§ **Your objective**: Select every line holding the word "ſuſdit" and copy it.

-- BEGIN --

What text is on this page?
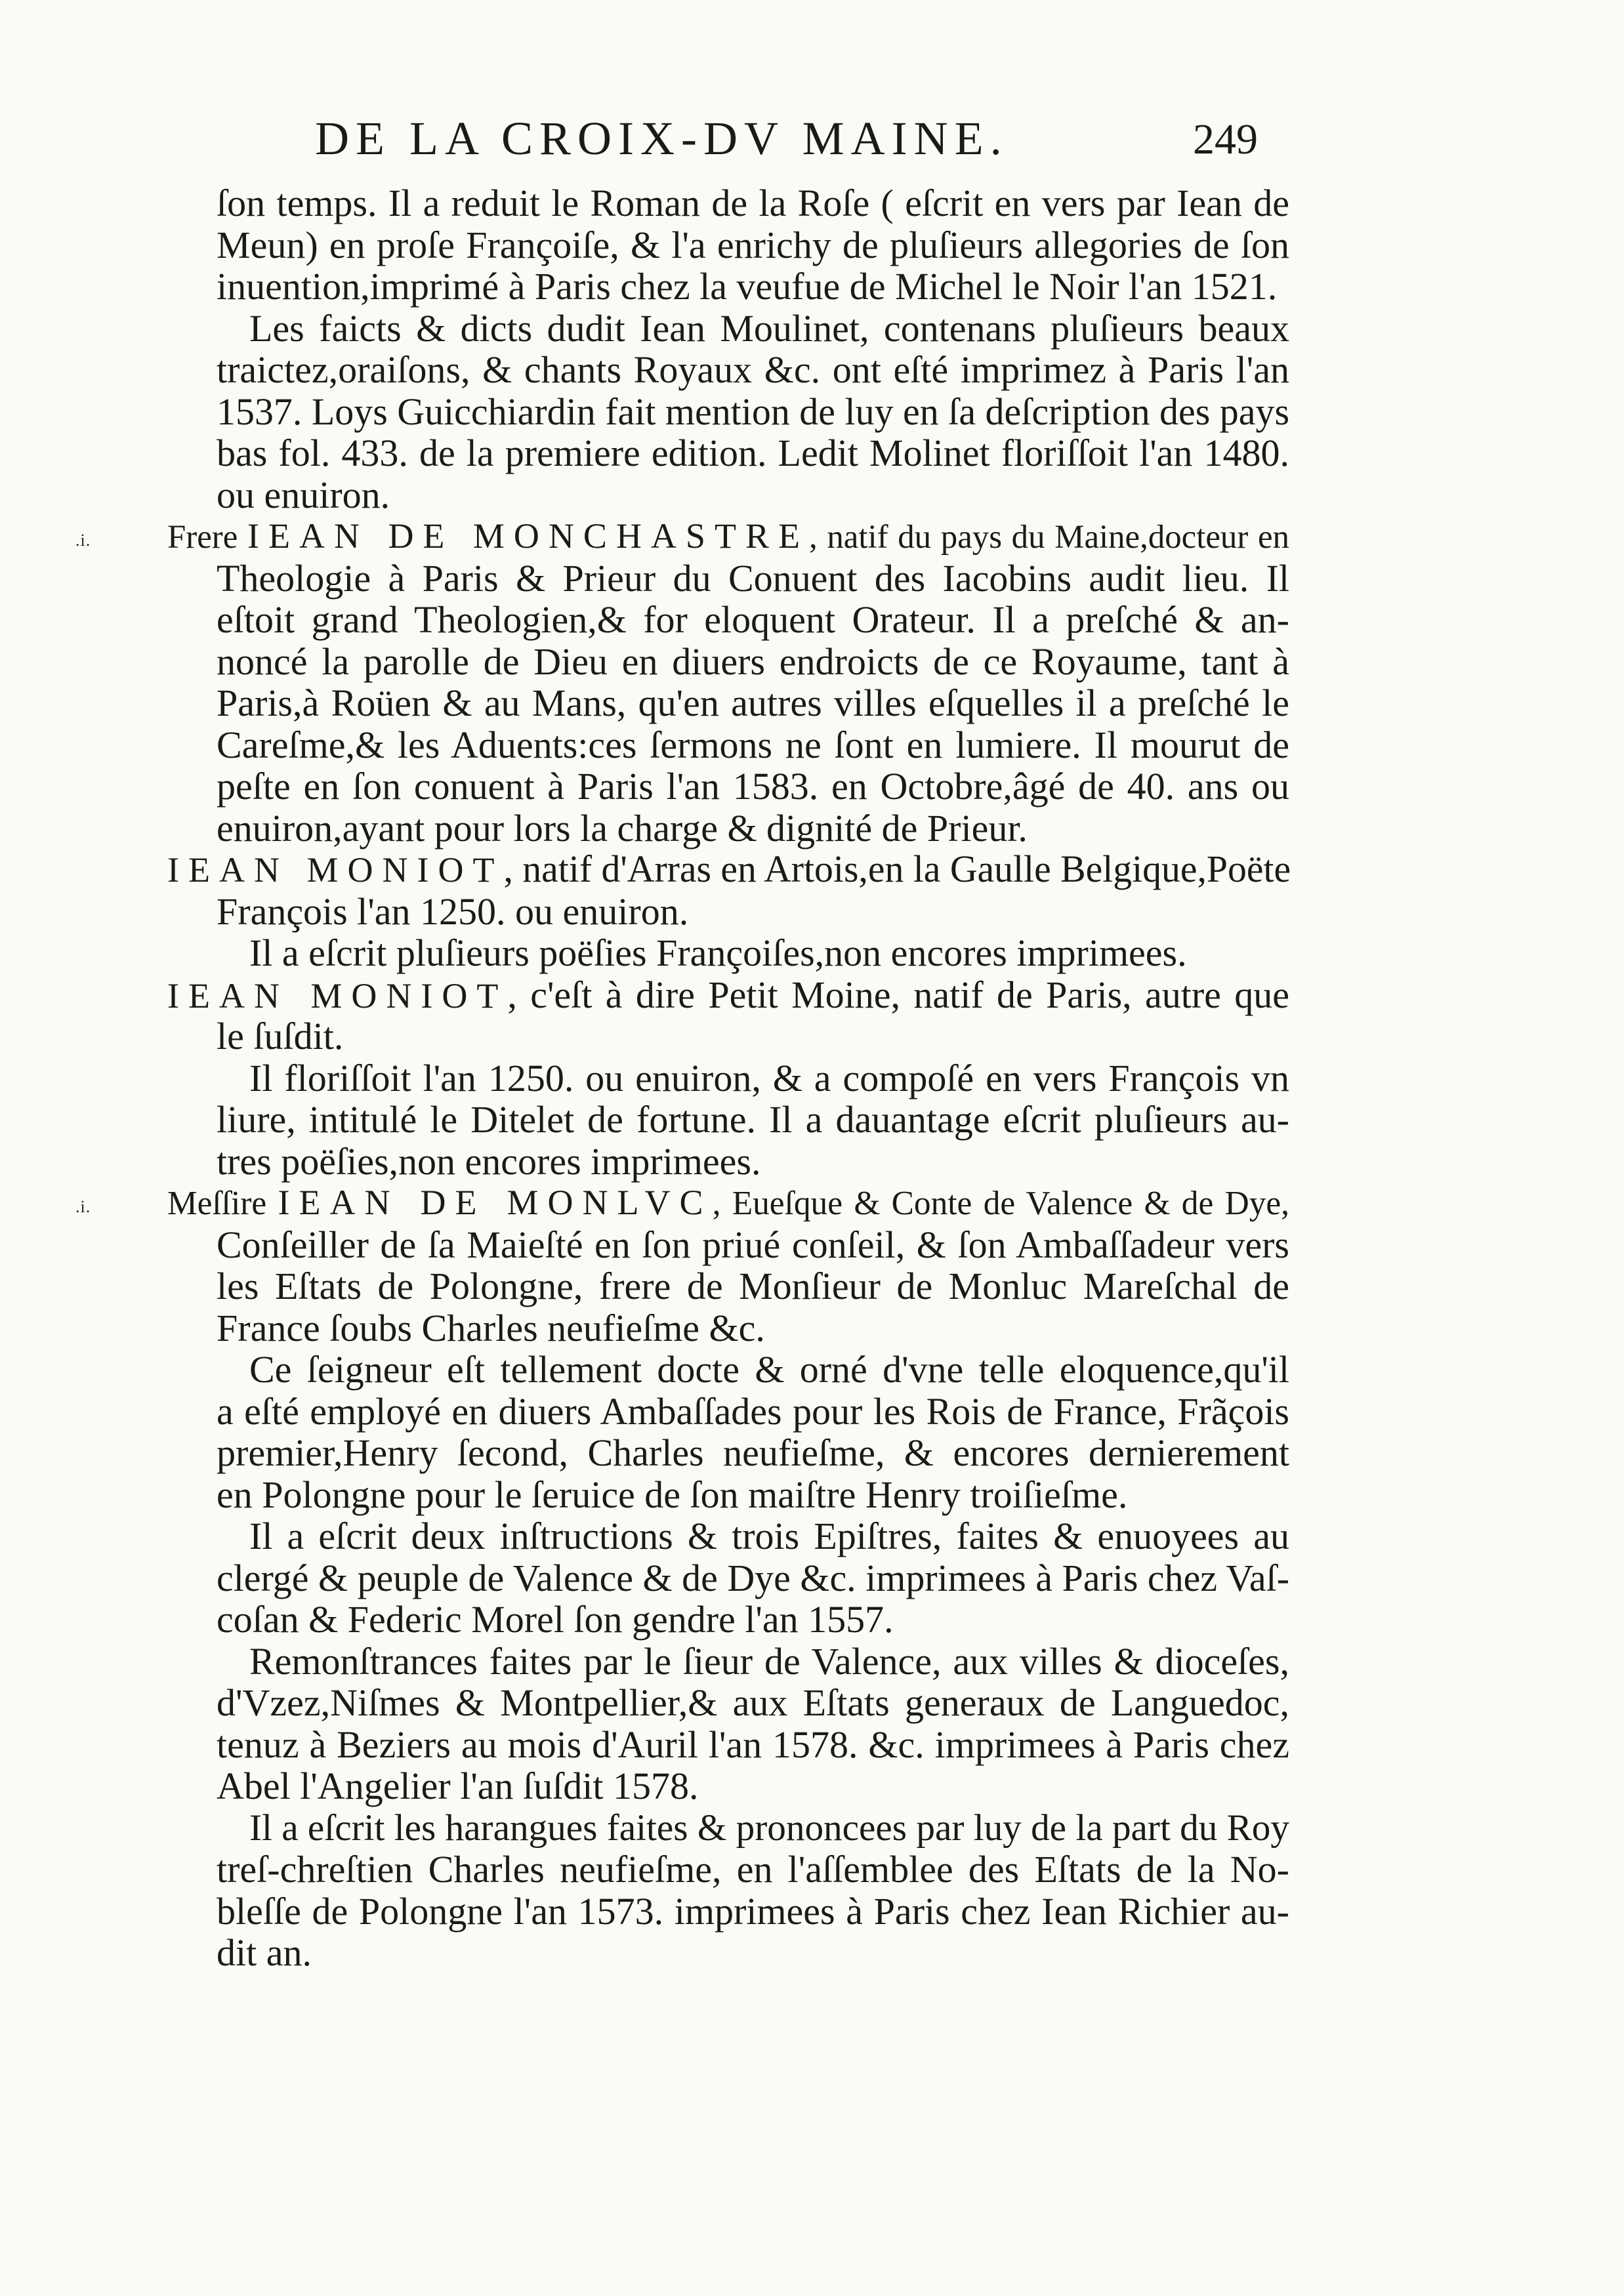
DE LA CROIX-DV MAINE.	249
ſon temps. Il a reduit le Roman de la Roſe ( eſcrit en vers par Iean de
Meun) en proſe Françoiſe, & l'a enrichy de pluſieurs allegories de ſon
inuention,imprimé à Paris chez la veufue de Michel le Noir l'an 1521.
Les faicts & dicts dudit Iean Moulinet, contenans pluſieurs beaux
traictez,oraiſons, & chants Royaux &c. ont eſté imprimez à Paris l'an
1537. Loys Guicchiardin fait mention de luy en ſa deſcription des pays
bas fol. 433. de la premiere edition. Ledit Molinet floriſſoit l'an 1480.
ou enuiron.
.i. Frere IEAN DE MONCHASTRE, natif du pays du Maine,docteur en
Theologie à Paris & Prieur du Conuent des Iacobins audit lieu. Il
eſtoit grand Theologien,& for eloquent Orateur. Il a preſché & an-
noncé la parolle de Dieu en diuers endroicts de ce Royaume, tant à
Paris,à Roüen & au Mans, qu'en autres villes eſquelles il a preſché le
Careſme,& les Aduents:ces ſermons ne ſont en lumiere. Il mourut de
peſte en ſon conuent à Paris l'an 1583. en Octobre,âgé de 40. ans ou
enuiron,ayant pour lors la charge & dignité de Prieur.
IEAN MONIOT, natif d'Arras en Artois,en la Gaulle Belgique,Poëte
François l'an 1250. ou enuiron.
Il a eſcrit pluſieurs poëſies Françoiſes,non encores imprimees.
IEAN MONIOT, c'eſt à dire Petit Moine, natif de Paris, autre que
le ſuſdit.
Il floriſſoit l'an 1250. ou enuiron, & a compoſé en vers François vn
liure, intitulé le Ditelet de fortune. Il a dauantage eſcrit pluſieurs au-
tres poëſies,non encores imprimees.
.i. Meſſire IEAN DE MONLVC, Eueſque & Conte de Valence & de Dye,
Conſeiller de ſa Maieſté en ſon priué conſeil, & ſon Ambaſſadeur vers
les Eſtats de Polongne, frere de Monſieur de Monluc Mareſchal de
France ſoubs Charles neufieſme &c.
Ce ſeigneur eſt tellement docte & orné d'vne telle eloquence,qu'il
a eſté employé en diuers Ambaſſades pour les Rois de France, Frãçois
premier,Henry ſecond, Charles neufieſme, & encores dernierement
en Polongne pour le ſeruice de ſon maiſtre Henry troiſieſme.
Il a eſcrit deux inſtructions & trois Epiſtres, faites & enuoyees au
clergé & peuple de Valence & de Dye &c. imprimees à Paris chez Vaſ-
coſan & Federic Morel ſon gendre l'an 1557.
Remonſtrances faites par le ſieur de Valence, aux villes & dioceſes,
d'Vzez,Niſmes & Montpellier,& aux Eſtats generaux de Languedoc,
tenuz à Beziers au mois d'Auril l'an 1578. &c. imprimees à Paris chez
Abel l'Angelier l'an ſuſdit 1578.
Il a eſcrit les harangues faites & prononcees par luy de la part du Roy
treſ-chreſtien Charles neufieſme, en l'aſſemblee des Eſtats de la No-
bleſſe de Polongne l'an 1573. imprimees à Paris chez Iean Richier au-
dit an.
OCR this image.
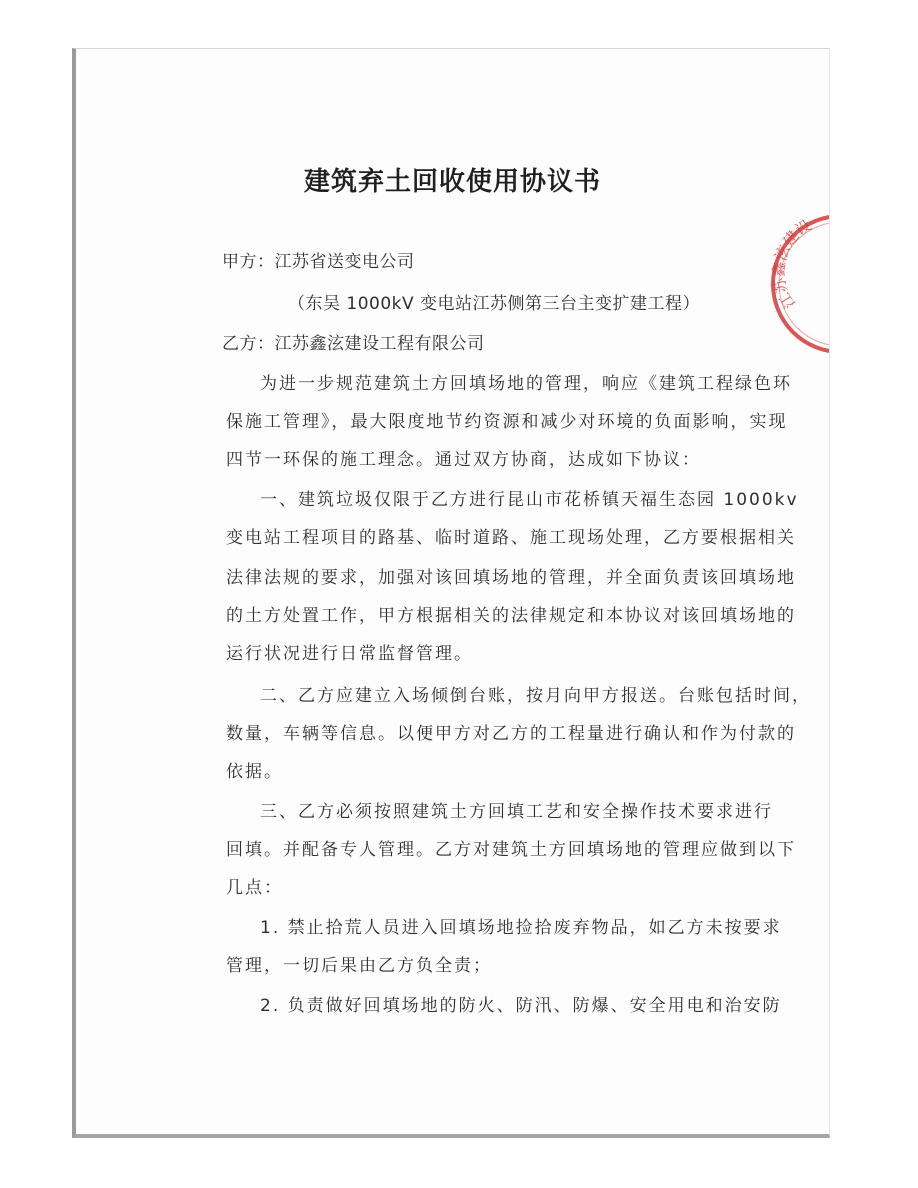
建筑弃土回收使用协议书
甲方：江苏省送变电公司
（东吴 1000kV 变电站江苏侧第三台主变扩建工程）
乙方：江苏鑫泫建设工程有限公司
为进一步规范建筑土方回填场地的管理，响应《建筑工程绿色环
保施工管理》，最大限度地节约资源和减少对环境的负面影响，实现
四节一环保的施工理念。通过双方协商，达成如下协议：
一、建筑垃圾仅限于乙方进行昆山市花桥镇天福生态园 1000kv
变电站工程项目的路基、临时道路、施工现场处理，乙方要根据相关
法律法规的要求，加强对该回填场地的管理，并全面负责该回填场地
的土方处置工作，甲方根据相关的法律规定和本协议对该回填场地的
运行状况进行日常监督管理。
二、乙方应建立入场倾倒台账，按月向甲方报送。台账包括时间，
数量，车辆等信息。以便甲方对乙方的工程量进行确认和作为付款的
依据。
三、乙方必须按照建筑土方回填工艺和安全操作技术要求进行
回填。并配备专人管理。乙方对建筑土方回填场地的管理应做到以下
几点：
1. 禁止拾荒人员进入回填场地捡拾废弃物品，如乙方未按要求
管理，一切后果由乙方负全责；
2. 负责做好回填场地的防火、防汛、防爆、安全用电和治安防
江苏鑫泫建设
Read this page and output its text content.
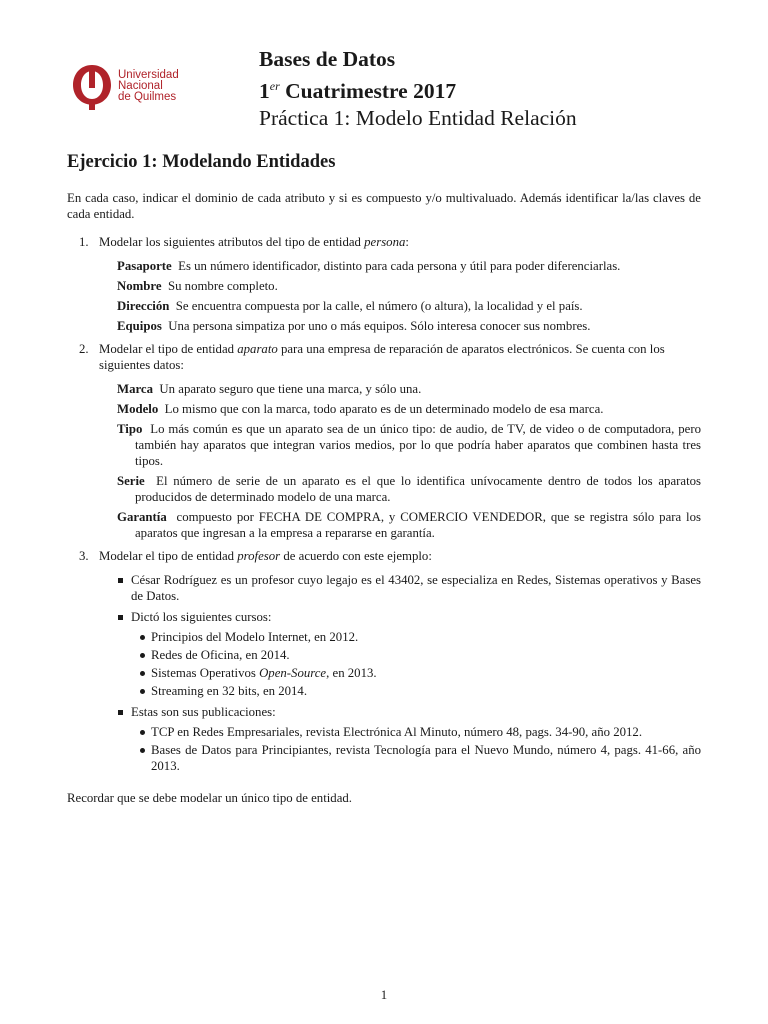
Universidad
Nacional
de Quilmes
Bases de Datos
1er Cuatrimestre 2017
Práctica 1: Modelo Entidad Relación
Ejercicio 1: Modelando Entidades

En cada caso, indicar el dominio de cada atributo y si es compuesto y/o multivaluado. Además identificar la/las claves de cada entidad.

1. Modelar los siguientes atributos del tipo de entidad persona:
Pasaporte Es un número identificador, distinto para cada persona y útil para poder diferenciarlas.
Nombre Su nombre completo.
Dirección Se encuentra compuesta por la calle, el número (o altura), la localidad y el país.
Equipos Una persona simpatiza por uno o más equipos. Sólo interesa conocer sus nombres.
2. Modelar el tipo de entidad aparato para una empresa de reparación de aparatos electrónicos. Se cuenta con los siguientes datos:
Marca Un aparato seguro que tiene una marca, y sólo una.
Modelo Lo mismo que con la marca, todo aparato es de un determinado modelo de esa marca.
Tipo Lo más común es que un aparato sea de un único tipo: de audio, de TV, de video o de computadora, pero también hay aparatos que integran varios medios, por lo que podría haber aparatos que combinen hasta tres tipos.
Serie El número de serie de un aparato es el que lo identifica unívocamente dentro de todos los aparatos producidos de determinado modelo de una marca.
Garantía compuesto por FECHA DE COMPRA, y COMERCIO VENDEDOR, que se registra sólo para los aparatos que ingresan a la empresa a repararse en garantía.
3. Modelar el tipo de entidad profesor de acuerdo con este ejemplo:
César Rodríguez es un profesor cuyo legajo es el 43402, se especializa en Redes, Sistemas operativos y Bases de Datos.
Dictó los siguientes cursos:
Principios del Modelo Internet, en 2012.
Redes de Oficina, en 2014.
Sistemas Operativos Open-Source, en 2013.
Streaming en 32 bits, en 2014.
Estas son sus publicaciones:
TCP en Redes Empresariales, revista Electrónica Al Minuto, número 48, pags. 34-90, año 2012.
Bases de Datos para Principiantes, revista Tecnología para el Nuevo Mundo, número 4, pags. 41-66, año 2013.

Recordar que se debe modelar un único tipo de entidad.

1
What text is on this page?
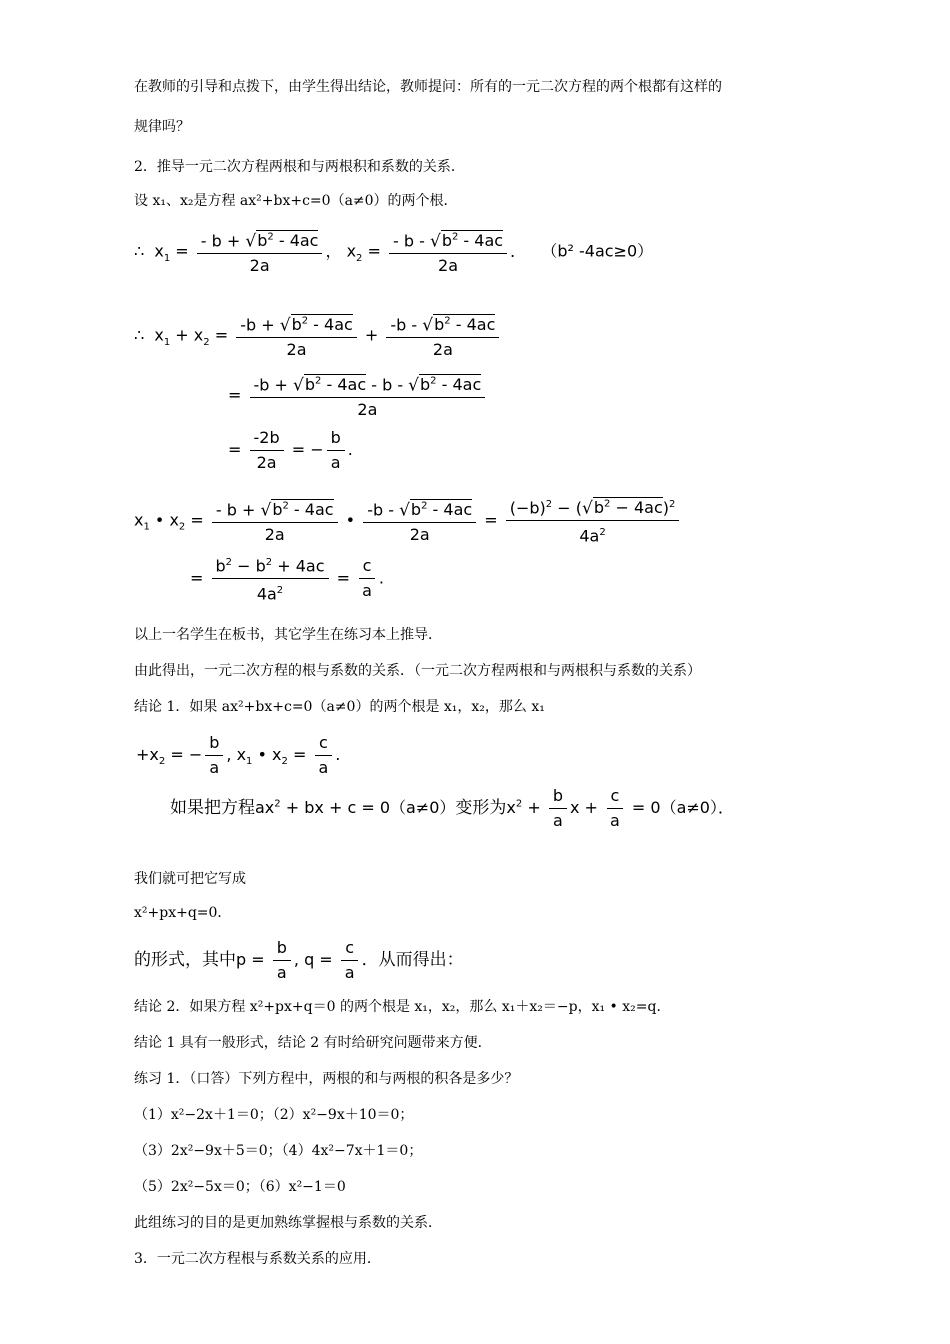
在教师的引导和点拨下，由学生得出结论，教师提问：所有的一元二次方程的两个根都有这样的
规律吗？
2．推导一元二次方程两根和与两根积和系数的关系．
设 x₁、x₂是方程 ax²+bx+c=0（a≠0）的两个根．
∴  $x_1 = \frac{- b + √b^2 - 4ac}{2a}$ ， $x_2 = \frac{- b - √b^2 - 4ac}{2a}$ ．   （b² -4ac≥0）
∴  $x_1 + x_2 = \frac{-b + √b^2 - 4ac}{2a} + \frac{-b - √b^2 - 4ac}{2a}$
= $\frac{-b + √b^2 - 4ac - b - √b^2 - 4ac}{2a}$
= $\frac{-2b}{2a}$ = − $\frac{b}{a}$ .
$x_1$ • $x_2 = \frac{- b + √b^2 - 4ac}{2a}$ • $\frac{-b - √b^2 - 4ac}{2a} = \frac{(-b)^2 - (√b^2 - 4ac)^2}{4a^2}$
= $\frac{b^2 - b^2 + 4ac}{4a^2} = \frac{c}{a}$ .
以上一名学生在板书，其它学生在练习本上推导．
由此得出，一元二次方程的根与系数的关系．（一元二次方程两根和与两根积与系数的关系）
结论 1．如果 ax²+bx+c=0（a≠0）的两个根是 x₁，x₂，那么 x₁
$+x_2$ = − $\frac{b}{a}$ , $x_1$ • $x_2 = \frac{c}{a}$ .
如果把方程$ax^2$ + bx + c = 0（a≠0）变形为$x^2 + \frac{b}{a}$ $x + \frac{c}{a} = 0(a\ne 0)$．
我们就可把它写成
x²+px+q=0．
的形式，其中$p = \frac{b}{a}$ , $q = \frac{c}{a}$ ．从而得出：
结论 2．如果方程 x²+px+q＝0 的两个根是 x₁，x₂，那么 x₁＋x₂＝−p，x₁ • x₂=q．
结论 1 具有一般形式，结论 2 有时给研究问题带来方便．
练习 1．（口答）下列方程中，两根的和与两根的积各是多少？
（1）x²−2x＋1＝0；（2）x²−9x＋10＝0；
（3）2x²−9x＋5＝0；（4）4x²−7x＋1＝0；
（5）2x²−5x＝0；（6）x²−1＝0
此组练习的目的是更加熟练掌握根与系数的关系．
3．一元二次方程根与系数关系的应用．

-- END --

§ **Result of the exercise**:
le ſuſdit.
Abel l'Angelier l'an ſuſdit 1578.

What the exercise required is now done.